_DESCRIPTION OF THE TASK_: Find the string "времена" in the data, then copy every line where it is found.

_GIVEN INFORMATION_:
........

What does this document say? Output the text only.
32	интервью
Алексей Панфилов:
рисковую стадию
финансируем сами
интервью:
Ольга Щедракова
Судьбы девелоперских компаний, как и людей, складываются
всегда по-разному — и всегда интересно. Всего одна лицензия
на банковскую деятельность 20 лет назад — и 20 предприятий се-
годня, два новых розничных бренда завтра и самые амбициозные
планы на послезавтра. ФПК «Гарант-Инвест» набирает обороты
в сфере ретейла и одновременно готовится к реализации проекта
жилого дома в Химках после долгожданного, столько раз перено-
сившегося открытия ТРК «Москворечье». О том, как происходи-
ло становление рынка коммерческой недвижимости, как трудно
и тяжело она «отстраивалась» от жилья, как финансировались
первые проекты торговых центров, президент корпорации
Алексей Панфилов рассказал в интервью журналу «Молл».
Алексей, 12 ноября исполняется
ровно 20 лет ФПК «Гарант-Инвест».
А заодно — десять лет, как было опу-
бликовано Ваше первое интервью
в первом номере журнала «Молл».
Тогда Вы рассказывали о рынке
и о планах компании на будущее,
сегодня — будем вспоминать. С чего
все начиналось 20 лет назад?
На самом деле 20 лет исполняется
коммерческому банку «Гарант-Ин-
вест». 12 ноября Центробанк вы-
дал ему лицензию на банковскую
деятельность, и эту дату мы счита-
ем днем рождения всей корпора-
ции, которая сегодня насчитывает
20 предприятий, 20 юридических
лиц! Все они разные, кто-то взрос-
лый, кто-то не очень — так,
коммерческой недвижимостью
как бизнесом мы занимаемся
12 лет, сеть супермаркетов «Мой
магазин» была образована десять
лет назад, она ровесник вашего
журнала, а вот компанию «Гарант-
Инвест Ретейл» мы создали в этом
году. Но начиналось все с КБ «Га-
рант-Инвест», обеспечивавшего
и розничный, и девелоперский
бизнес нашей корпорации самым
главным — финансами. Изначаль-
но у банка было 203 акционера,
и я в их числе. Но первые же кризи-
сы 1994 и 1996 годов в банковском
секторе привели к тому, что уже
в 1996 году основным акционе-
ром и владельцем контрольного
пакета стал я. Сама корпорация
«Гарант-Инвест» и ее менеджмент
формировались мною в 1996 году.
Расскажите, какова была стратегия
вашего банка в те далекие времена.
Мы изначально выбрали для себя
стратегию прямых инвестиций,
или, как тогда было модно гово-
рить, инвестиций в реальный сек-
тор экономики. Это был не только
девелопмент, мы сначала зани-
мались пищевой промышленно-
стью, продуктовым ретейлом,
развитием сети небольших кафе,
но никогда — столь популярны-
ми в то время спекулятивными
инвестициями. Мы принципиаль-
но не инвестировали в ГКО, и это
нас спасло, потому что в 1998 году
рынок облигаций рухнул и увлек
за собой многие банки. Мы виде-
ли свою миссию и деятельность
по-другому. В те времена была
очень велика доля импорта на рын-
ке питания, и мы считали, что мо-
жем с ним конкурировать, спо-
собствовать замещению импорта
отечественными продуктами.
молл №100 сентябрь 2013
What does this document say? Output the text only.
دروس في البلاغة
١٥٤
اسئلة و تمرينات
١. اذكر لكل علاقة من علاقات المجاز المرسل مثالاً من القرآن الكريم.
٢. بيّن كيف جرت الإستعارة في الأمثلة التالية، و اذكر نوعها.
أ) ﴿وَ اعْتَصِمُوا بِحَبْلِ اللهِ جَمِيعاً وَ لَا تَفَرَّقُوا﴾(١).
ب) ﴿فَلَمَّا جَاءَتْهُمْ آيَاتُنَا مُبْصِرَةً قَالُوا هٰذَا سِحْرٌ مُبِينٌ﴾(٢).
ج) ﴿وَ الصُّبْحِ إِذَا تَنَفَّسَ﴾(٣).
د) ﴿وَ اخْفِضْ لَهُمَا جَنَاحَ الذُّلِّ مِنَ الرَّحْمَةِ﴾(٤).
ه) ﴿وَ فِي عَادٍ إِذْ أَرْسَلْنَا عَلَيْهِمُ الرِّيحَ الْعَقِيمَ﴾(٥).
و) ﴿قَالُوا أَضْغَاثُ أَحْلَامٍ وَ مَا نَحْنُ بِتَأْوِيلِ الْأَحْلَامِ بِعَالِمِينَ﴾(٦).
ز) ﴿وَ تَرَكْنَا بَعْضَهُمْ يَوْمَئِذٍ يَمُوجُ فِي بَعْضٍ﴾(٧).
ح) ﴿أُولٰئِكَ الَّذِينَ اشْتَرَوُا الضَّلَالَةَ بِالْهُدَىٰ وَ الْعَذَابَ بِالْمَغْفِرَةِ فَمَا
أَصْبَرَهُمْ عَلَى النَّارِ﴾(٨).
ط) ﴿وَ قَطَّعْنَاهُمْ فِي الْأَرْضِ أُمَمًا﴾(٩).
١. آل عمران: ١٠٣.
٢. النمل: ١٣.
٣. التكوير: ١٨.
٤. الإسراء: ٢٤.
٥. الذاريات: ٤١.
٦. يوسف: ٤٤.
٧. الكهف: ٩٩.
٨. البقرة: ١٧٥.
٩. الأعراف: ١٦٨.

........

_COMPLETE RESPONSE_:
вашего банка в те далекие времена.
по-другому. В те времена была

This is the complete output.